═══ 本文

自分の得意なこと・持ち味を見つけられない人の特徴

志田帆歌氏(以下、志田):ここまでの話を踏まえて、「転職は確かな情報を元に、自分の持ち味と掛け合わせて選ぼう」という議題で進めたいなと思っております。

先ほどいくつか、強みや得意ってどうやって見つけるんだ? というお話があったかなと思うんですが、岡さんからお伝えいただいても良いですか? 

岡千尋氏(以下、岡):寺口さんからチャットでもうすでにいっぱい説明してもらってるんですが。

寺口浩大氏(以下、寺口):(笑)。

:「持ち味ってどうしたら見つけられるの?」って、けっこうよく質問としていただきます。これも先ほどのnoteにも書いているので、もし良ければ見てもらえたらなと思っているんですけれども、「苦しくなくできること」かなと思っています。

私がカウンセリングをやってる実感としては、これを自覚できてる人ってそんなにいなくて。7割ぐらいの人が、自覚しきれてない方が多いかなと思います。

あとは、「そもそもがんばったことがないです」とおっしゃられる方が多いかなと感じています。自分の得意とか、持ち味を見つけきれてない人の特徴で、結果が出てないとそれを「得意」と呼んではいけないとか、「がんばったことにしてはいけない」と思っている人はけっこう多いかなと思っています。

══════
═══ 資料一覧

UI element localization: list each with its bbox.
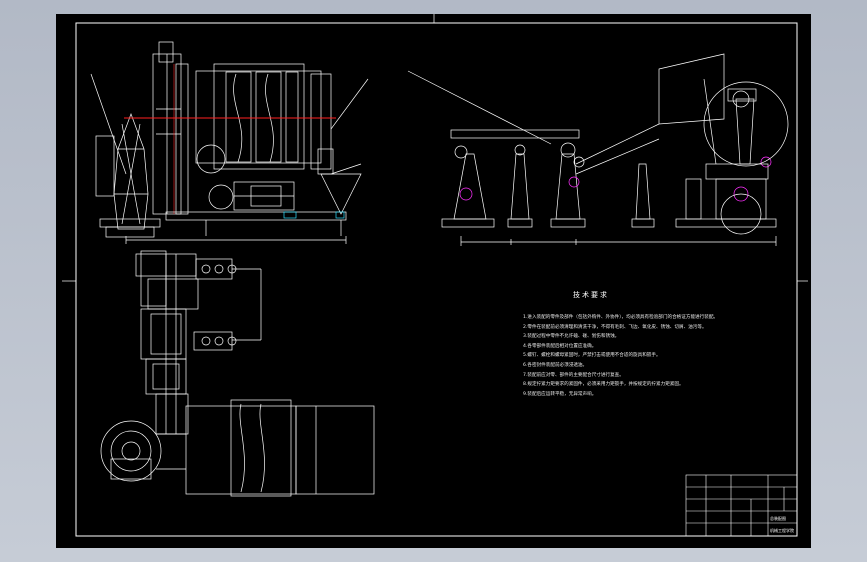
side-view (407, 53, 789, 246)
drawing-sheet: 技术要求 1.进入装配的零件及部件（包括外购件、外协件），均必须具有检验部门的合… (56, 14, 811, 548)
note-item: 1.进入装配的零件及部件（包括外购件、外协件），均必须具有检验部门的合格证方能进… (523, 315, 719, 320)
note-item: 9.装配后应运转平稳，无异常声响。 (523, 391, 597, 397)
school-name: 机械工程学院 (770, 528, 794, 533)
support-1 (453, 153, 487, 220)
pulley (196, 144, 226, 174)
title-block-lines (685, 474, 798, 537)
rotary-drum (195, 70, 322, 164)
leader-4 (407, 70, 552, 145)
note-item: 3.装配过程中零件不允许磕、碰、划伤和锈蚀。 (523, 334, 620, 340)
base-frame (165, 211, 347, 221)
cyclone-plan (100, 420, 162, 482)
support-4 (635, 163, 651, 220)
drum-plan (185, 405, 297, 495)
leader-3 (330, 163, 362, 175)
technical-notes: 1.进入装配的零件及部件（包括外购件、外协件），均必须具有检验部门的合格证方能进… (523, 313, 763, 399)
note-item: 6.各密封件装配前必须浸透油。 (523, 362, 588, 368)
leader-2 (330, 78, 369, 130)
incline-frame (658, 53, 725, 125)
cad-viewport[interactable]: 技术要求 1.进入装配的零件及部件（包括外购件、外协件），均必须具有检验部门的合… (0, 0, 867, 562)
note-item: 2.零件在装配前必须清理和清洗干净，不得有毛刺、飞边、氧化皮、锈蚀、切屑、油污等… (523, 324, 707, 330)
hopper (113, 112, 149, 230)
drawing-border (75, 22, 798, 537)
note-item: 7.装配前应对零、部件的主要配合尺寸进行复查。 (523, 372, 624, 378)
front-view (90, 41, 369, 244)
notes-title: 技术要求 (573, 291, 609, 299)
note-item: 4.各零部件装配后相对位置应准确。 (523, 343, 597, 349)
assembly-drawing (62, 14, 808, 537)
main-beam (450, 129, 580, 139)
drawing-name: 总装配图 (770, 516, 786, 521)
top-view (100, 250, 375, 497)
note-item: 8.规定拧紧力矩要求的紧固件，必须采用力矩扳手，并按规定的拧紧力矩紧固。 (523, 382, 684, 388)
note-item: 5.螺钉、螺栓和螺母紧固时，严禁打击或使用不合适的旋具和扳手。 (523, 353, 661, 359)
support-2 (510, 153, 530, 220)
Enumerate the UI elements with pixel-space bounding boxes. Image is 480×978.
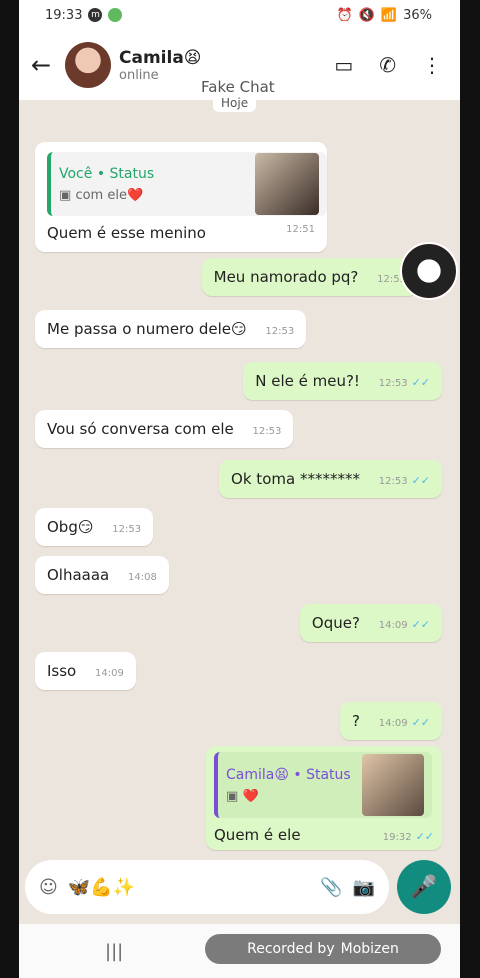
message-bubble[interactable]: Obg😏 12:53 (35, 508, 154, 546)
read-ticks-icon: ✓✓ (411, 618, 430, 631)
recorder-label: Recorded by (247, 941, 335, 957)
wifi-icon: 📶 (380, 7, 398, 23)
message-time: 14:09 (378, 718, 408, 729)
quoted-status[interactable]: Camila😫 • Status ▣ ❤️ (214, 752, 432, 818)
chat-area: Hoje Você • Status ▣ com ele❤️ Quem é es… (19, 94, 460, 860)
message-time: 19:32 (382, 832, 412, 843)
read-ticks-icon: ✓✓ (415, 830, 434, 843)
phone-call-icon[interactable]: ✆ (379, 53, 396, 77)
message-bubble[interactable]: Vou só conversa com ele 12:53 (35, 410, 294, 448)
message-bubble[interactable]: Camila😫 • Status ▣ ❤️ Quem é ele 19:32 ✓✓ (206, 746, 442, 850)
message-bubble[interactable]: Você • Status ▣ com ele❤️ Quem é esse me… (35, 142, 327, 252)
screen-recorder-badge: Recorded by Mobizen (205, 934, 441, 964)
mute-icon: 🔇 (358, 7, 375, 23)
message-bubble[interactable]: Isso 14:09 (35, 652, 136, 690)
contact-name: Camila😫 (119, 47, 202, 68)
message-bubble[interactable]: N ele é meu?! 12:53 ✓✓ (243, 362, 442, 400)
message-bubble[interactable]: Me passa o numero dele😏 12:53 (35, 310, 307, 348)
message-text: ? (351, 712, 360, 730)
date-chip: Hoje (213, 94, 257, 112)
emoji-icon[interactable]: ☺ (39, 877, 58, 898)
message-time: 14:09 (95, 668, 124, 679)
message-text: N ele é meu?! (255, 372, 360, 390)
message-text: Obg😏 (47, 518, 94, 536)
mic-button[interactable]: 🎤 (397, 860, 451, 914)
battery-level: 36% (403, 7, 432, 23)
read-ticks-icon: ✓✓ (411, 716, 430, 729)
app-notification-face-icon (108, 8, 123, 22)
message-time: 12:53 (112, 524, 142, 535)
message-time: 12:53 (265, 326, 295, 337)
camera-icon[interactable]: 📷 (353, 877, 375, 898)
quoted-title: Você • Status (59, 165, 155, 182)
clock: 19:33 (45, 7, 83, 23)
message-text: Olhaaaa (47, 566, 110, 584)
message-time: 12:53 (252, 426, 282, 437)
read-ticks-icon: ✓✓ (411, 474, 430, 487)
message-time: 12:53 (378, 476, 408, 487)
quoted-subtitle: com ele❤️ (75, 187, 144, 203)
message-time: 14:09 (378, 620, 408, 631)
quoted-status[interactable]: Você • Status ▣ com ele❤️ (47, 152, 327, 216)
phone-screen: 19:33 m ⏰ 🔇 📶 36% ← Camila😫 online ▭ ✆ ⋮… (19, 0, 460, 978)
message-time: 14:08 (128, 572, 157, 583)
image-icon: ▣ (226, 788, 239, 804)
message-text: Quem é ele (214, 826, 301, 844)
image-icon: ▣ (59, 187, 72, 203)
emoji-chips: 🦋💪✨ (67, 876, 136, 898)
message-time: 12:53 (378, 378, 408, 389)
message-bubble[interactable]: Ok toma ******** 12:53 ✓✓ (219, 460, 442, 498)
message-bubble[interactable]: Olhaaaa 14:08 (35, 556, 169, 594)
message-text: Ok toma ******** (231, 470, 360, 488)
video-call-icon[interactable]: ▭ (334, 53, 353, 77)
message-text: Me passa o numero dele😏 (47, 320, 247, 338)
app-notification-icon: m (88, 8, 103, 22)
back-arrow-icon[interactable]: ← (31, 51, 57, 79)
club-logo-sticker (400, 242, 458, 300)
message-text: Oque? (311, 614, 360, 632)
message-bubble[interactable]: Meu namorado pq? 12:53 (201, 258, 418, 296)
message-bubble[interactable]: Oque? 14:09 ✓✓ (299, 604, 442, 642)
read-ticks-icon: ✓✓ (411, 376, 430, 389)
message-text: Meu namorado pq? (213, 268, 359, 286)
status-thumbnail (255, 153, 319, 215)
message-text: Vou só conversa com ele (47, 420, 234, 438)
message-composer[interactable]: ☺ 🦋💪✨ 📎 📷 (25, 860, 389, 914)
message-text: Quem é esse menino (47, 224, 206, 242)
message-time: 12:51 (286, 224, 315, 235)
attach-icon[interactable]: 📎 (320, 877, 342, 898)
status-thumbnail (362, 754, 424, 816)
quoted-subtitle: ❤️ (242, 788, 259, 804)
message-text: Isso (47, 662, 77, 680)
quoted-title: Camila😫 • Status (226, 766, 351, 783)
status-bar: 19:33 m ⏰ 🔇 📶 36% (19, 0, 460, 30)
message-bubble[interactable]: ? 14:09 ✓✓ (339, 702, 442, 740)
avatar[interactable] (65, 42, 111, 88)
recents-icon[interactable]: ||| (105, 941, 123, 962)
alarm-icon: ⏰ (336, 7, 353, 23)
recorder-brand: Mobizen (340, 941, 399, 957)
menu-more-icon[interactable]: ⋮ (422, 53, 442, 77)
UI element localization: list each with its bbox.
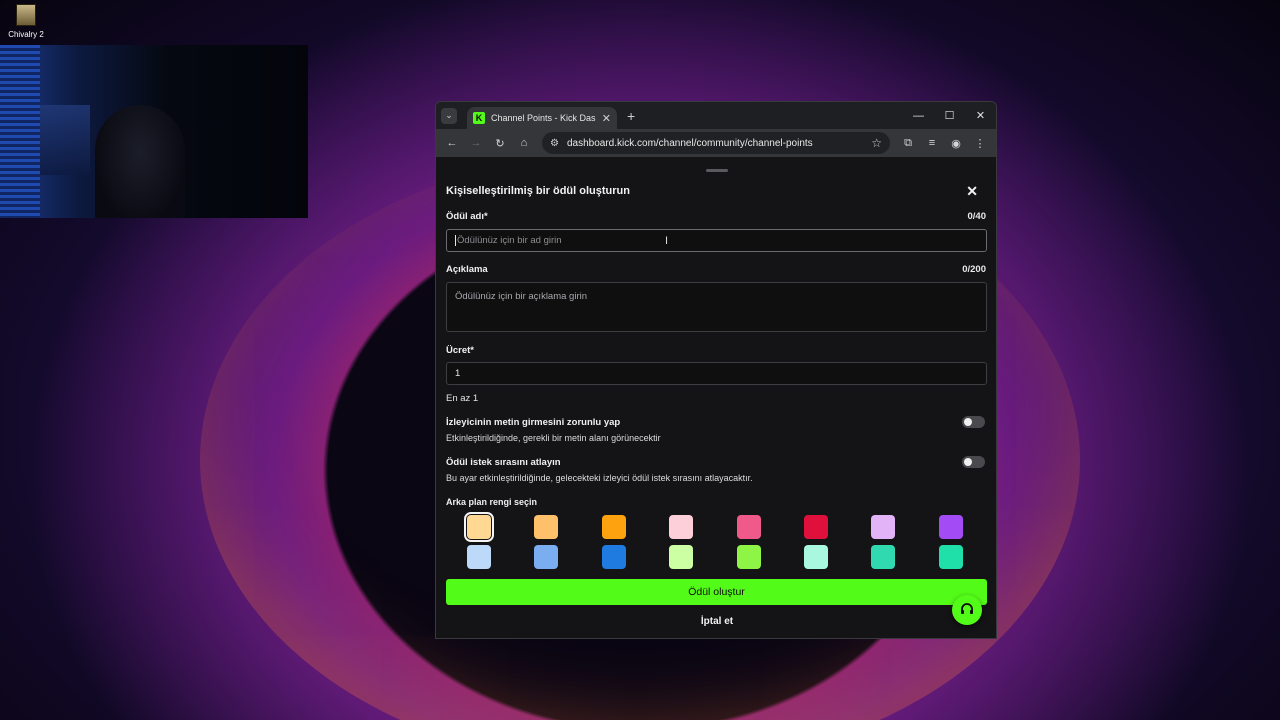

══════

課題の指示:
本文の「自分の得意なこと・持ち味を見つけられない人の特徴」から「ること」かなと思っています。」までのすべてを、一字一句変えずに書き出しなさい。 解答の根拠には本文だけを用いること。

本課題の解答:
自分の得意なこと・持ち味を見つけられない人の特徴

志田帆歌氏(以下、志田):ここまでの話を踏まえて、「転職は確かな情報を元に、自分の持ち味と掛け合わせて選ぼう」という議題で進めたいなと思っております。

先ほどいくつか、強みや得意ってどうやって見つけるんだ? というお話があったかなと思うんですが、岡さんからお伝えいただいても良いですか? 

岡千尋氏(以下、岡):寺口さんからチャットでもうすでにいっぱい説明してもらってるんですが。

寺口浩大氏(以下、寺口):(笑)。

:「持ち味ってどうしたら見つけられるの?」って、けっこうよく質問としていただきます。これも先ほどのnoteにも書いているので、もし良ければ見てもらえたらなと思っているんですけれども、「苦しくなくできること」かなと思っています。